WHAT YOU HAVE TO DO: Copy out each line of the material below that holds the string "trung".
__________________________________________________
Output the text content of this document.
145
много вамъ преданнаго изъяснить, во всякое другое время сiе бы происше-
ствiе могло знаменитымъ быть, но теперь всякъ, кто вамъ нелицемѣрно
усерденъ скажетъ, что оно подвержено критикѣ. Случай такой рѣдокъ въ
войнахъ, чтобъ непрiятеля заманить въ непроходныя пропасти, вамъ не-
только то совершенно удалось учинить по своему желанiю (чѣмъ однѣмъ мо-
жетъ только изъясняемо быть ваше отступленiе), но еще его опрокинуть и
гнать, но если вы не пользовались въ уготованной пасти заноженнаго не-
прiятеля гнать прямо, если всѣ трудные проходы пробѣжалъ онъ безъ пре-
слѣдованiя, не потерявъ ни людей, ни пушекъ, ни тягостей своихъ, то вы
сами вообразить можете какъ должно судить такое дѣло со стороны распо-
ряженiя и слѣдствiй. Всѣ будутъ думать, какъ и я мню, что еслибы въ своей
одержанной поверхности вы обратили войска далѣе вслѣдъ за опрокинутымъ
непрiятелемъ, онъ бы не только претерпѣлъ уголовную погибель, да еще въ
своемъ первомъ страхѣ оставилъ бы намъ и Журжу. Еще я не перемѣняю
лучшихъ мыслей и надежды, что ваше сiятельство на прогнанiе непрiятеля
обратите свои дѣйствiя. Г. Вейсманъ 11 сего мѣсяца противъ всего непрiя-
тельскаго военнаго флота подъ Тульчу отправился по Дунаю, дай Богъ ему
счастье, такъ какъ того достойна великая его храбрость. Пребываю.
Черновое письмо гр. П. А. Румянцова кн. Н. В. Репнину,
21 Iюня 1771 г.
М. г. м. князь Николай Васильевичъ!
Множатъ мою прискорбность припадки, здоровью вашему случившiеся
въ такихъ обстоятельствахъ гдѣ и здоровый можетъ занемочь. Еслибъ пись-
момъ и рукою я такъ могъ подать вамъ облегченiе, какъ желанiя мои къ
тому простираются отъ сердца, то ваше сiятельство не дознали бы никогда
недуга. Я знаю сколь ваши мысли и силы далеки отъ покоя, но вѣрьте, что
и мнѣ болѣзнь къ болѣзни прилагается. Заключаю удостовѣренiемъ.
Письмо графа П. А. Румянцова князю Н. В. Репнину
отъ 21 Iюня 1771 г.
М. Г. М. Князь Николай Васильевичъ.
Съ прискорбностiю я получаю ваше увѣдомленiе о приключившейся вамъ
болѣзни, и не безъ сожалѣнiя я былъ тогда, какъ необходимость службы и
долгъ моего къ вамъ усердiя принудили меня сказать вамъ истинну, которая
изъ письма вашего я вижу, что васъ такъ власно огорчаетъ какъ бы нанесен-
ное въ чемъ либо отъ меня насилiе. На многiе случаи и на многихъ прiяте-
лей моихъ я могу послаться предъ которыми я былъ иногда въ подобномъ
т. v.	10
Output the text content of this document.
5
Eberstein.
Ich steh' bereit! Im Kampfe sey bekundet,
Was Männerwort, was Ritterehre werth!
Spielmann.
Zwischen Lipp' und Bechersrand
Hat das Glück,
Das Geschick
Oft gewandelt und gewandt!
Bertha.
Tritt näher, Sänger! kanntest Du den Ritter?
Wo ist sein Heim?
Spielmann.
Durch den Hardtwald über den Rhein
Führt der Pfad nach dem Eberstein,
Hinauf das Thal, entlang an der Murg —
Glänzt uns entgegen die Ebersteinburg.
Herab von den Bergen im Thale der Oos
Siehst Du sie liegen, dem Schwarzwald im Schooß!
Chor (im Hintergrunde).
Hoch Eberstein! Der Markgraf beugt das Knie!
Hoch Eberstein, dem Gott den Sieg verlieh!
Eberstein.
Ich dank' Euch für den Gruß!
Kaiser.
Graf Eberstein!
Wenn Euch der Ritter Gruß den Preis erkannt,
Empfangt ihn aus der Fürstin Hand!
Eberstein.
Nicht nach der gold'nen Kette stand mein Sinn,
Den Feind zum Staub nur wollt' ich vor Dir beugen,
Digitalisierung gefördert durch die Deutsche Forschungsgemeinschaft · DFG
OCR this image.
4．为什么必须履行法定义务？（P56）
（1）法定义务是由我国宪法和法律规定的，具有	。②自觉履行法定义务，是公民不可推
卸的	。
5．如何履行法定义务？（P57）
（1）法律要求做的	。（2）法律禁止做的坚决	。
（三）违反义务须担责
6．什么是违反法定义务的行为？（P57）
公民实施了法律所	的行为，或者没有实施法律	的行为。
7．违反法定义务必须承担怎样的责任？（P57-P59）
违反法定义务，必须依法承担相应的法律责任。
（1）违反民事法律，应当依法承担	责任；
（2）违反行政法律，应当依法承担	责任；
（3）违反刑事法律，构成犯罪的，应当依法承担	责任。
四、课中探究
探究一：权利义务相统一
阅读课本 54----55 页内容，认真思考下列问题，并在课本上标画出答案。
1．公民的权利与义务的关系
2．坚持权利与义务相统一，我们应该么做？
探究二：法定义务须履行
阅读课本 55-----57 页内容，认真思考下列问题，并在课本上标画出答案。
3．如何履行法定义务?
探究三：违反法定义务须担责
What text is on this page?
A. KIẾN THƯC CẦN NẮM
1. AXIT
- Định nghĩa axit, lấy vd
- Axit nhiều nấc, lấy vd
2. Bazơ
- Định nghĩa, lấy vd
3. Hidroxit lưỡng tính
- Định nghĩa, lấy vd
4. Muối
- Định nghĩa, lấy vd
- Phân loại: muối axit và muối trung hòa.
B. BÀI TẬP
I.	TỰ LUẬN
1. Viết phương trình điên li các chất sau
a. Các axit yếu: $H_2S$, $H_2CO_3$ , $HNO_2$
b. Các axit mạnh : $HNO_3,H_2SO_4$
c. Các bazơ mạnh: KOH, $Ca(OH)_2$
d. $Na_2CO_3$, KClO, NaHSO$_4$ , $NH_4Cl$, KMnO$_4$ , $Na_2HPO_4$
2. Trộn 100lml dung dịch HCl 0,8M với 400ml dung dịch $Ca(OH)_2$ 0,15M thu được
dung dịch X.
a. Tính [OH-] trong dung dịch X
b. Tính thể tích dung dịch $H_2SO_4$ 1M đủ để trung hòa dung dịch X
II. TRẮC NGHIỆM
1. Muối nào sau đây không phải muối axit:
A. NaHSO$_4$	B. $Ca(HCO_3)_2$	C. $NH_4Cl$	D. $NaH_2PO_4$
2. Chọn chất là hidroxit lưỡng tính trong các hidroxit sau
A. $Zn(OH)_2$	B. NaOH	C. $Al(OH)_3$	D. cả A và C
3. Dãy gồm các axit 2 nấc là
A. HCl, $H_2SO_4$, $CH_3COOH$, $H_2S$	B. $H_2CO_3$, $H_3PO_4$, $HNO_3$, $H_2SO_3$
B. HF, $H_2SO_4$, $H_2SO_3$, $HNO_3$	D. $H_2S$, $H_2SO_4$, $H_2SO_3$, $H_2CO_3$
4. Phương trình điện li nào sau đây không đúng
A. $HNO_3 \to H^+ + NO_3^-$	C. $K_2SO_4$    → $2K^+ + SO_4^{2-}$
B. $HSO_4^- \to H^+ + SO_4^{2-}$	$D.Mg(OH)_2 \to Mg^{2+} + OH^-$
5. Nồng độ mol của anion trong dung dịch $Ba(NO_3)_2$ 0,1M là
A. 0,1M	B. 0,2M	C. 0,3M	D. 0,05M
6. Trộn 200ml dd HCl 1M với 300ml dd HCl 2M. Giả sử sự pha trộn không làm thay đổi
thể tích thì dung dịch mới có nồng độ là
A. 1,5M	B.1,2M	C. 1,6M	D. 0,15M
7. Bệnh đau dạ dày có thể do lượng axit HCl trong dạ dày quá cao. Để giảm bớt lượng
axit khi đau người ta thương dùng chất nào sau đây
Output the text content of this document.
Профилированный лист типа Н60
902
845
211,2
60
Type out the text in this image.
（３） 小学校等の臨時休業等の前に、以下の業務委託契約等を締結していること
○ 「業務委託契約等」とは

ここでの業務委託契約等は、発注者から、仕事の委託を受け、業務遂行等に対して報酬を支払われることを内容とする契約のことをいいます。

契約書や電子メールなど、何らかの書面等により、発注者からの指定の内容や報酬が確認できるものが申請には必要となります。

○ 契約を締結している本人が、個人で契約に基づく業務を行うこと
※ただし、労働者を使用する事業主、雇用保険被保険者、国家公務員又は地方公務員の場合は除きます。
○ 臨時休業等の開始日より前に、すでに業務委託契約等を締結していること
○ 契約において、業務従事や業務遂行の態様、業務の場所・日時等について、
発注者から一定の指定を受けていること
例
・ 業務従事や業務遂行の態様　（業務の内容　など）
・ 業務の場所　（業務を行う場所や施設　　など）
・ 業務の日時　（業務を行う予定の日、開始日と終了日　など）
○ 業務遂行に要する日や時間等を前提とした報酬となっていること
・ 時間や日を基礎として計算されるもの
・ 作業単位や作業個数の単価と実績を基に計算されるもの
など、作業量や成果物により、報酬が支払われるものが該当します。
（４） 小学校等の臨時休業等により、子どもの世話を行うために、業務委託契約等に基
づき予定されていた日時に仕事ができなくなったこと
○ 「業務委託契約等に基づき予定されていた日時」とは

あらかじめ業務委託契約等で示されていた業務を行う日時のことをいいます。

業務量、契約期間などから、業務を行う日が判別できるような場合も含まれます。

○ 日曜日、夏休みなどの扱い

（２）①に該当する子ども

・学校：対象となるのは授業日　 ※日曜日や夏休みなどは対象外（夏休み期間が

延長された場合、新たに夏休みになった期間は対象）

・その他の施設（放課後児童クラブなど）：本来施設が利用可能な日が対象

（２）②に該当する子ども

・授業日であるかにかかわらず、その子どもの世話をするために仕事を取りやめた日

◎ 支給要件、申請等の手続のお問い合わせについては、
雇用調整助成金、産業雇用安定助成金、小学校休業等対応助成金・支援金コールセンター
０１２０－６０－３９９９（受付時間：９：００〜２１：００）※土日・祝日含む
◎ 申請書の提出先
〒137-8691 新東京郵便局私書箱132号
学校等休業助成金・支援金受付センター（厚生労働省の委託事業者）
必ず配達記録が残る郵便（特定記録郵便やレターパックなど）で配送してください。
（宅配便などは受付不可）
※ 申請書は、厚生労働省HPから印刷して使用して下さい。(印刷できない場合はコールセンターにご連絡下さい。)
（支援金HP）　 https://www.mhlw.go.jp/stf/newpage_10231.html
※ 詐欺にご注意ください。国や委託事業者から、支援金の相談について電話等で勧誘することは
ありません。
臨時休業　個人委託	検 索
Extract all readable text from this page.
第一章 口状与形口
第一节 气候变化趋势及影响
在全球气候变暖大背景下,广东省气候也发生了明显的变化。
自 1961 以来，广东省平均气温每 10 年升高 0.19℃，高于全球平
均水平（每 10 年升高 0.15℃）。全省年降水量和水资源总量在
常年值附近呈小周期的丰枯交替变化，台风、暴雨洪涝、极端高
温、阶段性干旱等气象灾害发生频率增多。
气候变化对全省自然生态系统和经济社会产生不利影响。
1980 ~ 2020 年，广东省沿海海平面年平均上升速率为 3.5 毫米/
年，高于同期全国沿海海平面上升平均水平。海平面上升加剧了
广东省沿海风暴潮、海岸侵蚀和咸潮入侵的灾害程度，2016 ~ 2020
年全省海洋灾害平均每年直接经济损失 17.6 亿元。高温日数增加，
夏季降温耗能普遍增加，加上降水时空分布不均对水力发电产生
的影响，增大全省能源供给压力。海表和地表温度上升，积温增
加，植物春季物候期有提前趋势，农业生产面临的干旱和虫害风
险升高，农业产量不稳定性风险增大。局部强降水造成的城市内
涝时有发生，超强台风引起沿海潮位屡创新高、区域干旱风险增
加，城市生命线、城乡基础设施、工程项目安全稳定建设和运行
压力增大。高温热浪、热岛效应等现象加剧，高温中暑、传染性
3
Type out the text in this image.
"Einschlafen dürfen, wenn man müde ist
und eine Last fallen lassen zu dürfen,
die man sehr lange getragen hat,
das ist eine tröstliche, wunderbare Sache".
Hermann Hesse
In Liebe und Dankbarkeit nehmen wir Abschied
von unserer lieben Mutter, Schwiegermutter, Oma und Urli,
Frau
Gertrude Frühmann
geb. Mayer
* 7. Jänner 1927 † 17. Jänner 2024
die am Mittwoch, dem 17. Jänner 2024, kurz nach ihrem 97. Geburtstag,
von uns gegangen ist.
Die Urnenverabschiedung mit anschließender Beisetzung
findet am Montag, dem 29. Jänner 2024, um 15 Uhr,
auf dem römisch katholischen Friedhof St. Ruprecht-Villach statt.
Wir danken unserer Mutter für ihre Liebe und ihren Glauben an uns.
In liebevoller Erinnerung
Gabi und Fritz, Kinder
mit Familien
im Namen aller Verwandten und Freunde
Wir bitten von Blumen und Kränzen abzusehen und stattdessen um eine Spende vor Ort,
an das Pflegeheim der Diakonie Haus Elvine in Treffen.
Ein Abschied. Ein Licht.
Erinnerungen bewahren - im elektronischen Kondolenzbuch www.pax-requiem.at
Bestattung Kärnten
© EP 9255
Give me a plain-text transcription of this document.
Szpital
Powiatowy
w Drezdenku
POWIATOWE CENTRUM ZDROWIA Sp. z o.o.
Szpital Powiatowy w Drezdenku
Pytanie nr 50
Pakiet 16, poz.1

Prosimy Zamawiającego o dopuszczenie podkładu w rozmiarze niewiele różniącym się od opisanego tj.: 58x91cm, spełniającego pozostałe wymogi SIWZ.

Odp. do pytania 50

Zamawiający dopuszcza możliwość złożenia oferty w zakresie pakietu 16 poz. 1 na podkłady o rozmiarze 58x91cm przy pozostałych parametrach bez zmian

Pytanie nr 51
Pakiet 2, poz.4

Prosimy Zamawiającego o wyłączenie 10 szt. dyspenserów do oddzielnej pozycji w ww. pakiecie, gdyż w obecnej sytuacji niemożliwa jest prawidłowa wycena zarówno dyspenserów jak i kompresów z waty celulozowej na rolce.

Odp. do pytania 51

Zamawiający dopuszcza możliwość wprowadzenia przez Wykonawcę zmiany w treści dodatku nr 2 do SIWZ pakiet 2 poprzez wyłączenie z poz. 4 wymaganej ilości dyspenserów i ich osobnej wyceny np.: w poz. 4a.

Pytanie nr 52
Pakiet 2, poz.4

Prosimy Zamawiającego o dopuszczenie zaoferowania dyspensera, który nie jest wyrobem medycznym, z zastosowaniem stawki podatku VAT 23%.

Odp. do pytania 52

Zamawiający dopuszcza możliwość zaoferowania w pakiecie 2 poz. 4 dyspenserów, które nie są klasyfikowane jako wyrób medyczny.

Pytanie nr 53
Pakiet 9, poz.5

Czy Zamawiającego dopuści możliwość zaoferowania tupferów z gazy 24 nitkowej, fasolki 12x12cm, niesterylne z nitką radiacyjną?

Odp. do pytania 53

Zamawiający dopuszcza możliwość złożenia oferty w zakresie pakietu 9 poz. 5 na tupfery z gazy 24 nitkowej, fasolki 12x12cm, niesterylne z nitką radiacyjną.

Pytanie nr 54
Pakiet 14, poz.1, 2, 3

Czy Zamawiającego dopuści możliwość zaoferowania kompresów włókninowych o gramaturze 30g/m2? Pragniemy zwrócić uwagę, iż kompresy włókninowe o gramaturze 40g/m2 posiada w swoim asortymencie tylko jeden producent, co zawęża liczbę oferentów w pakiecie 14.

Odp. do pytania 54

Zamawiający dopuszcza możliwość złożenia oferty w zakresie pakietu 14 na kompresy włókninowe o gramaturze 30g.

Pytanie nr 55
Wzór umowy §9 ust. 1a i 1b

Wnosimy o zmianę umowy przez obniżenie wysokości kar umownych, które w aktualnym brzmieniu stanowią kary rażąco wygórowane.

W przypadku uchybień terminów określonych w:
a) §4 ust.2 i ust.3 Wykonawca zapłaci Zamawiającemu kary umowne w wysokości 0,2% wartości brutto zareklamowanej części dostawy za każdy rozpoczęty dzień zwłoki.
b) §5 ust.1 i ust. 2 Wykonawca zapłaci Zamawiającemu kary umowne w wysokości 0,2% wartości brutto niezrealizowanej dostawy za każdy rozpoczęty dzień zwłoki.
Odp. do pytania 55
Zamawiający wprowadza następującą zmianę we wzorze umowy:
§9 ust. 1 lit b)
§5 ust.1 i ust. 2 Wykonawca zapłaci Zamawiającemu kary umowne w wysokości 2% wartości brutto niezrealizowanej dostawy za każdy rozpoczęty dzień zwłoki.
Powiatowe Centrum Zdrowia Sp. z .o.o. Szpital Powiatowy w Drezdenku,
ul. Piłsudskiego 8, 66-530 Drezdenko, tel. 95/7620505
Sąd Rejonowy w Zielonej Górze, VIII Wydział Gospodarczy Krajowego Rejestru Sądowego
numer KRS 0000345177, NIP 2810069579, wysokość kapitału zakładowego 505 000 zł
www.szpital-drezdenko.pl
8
__________________________________________________
SOLUTION TO THE EXERCISE:
- Phân loại: muối axit và muối trung hòa.
b. Tính thể tích dung dịch $H_2SO_4$ 1M đủ để trung hòa dung dịch X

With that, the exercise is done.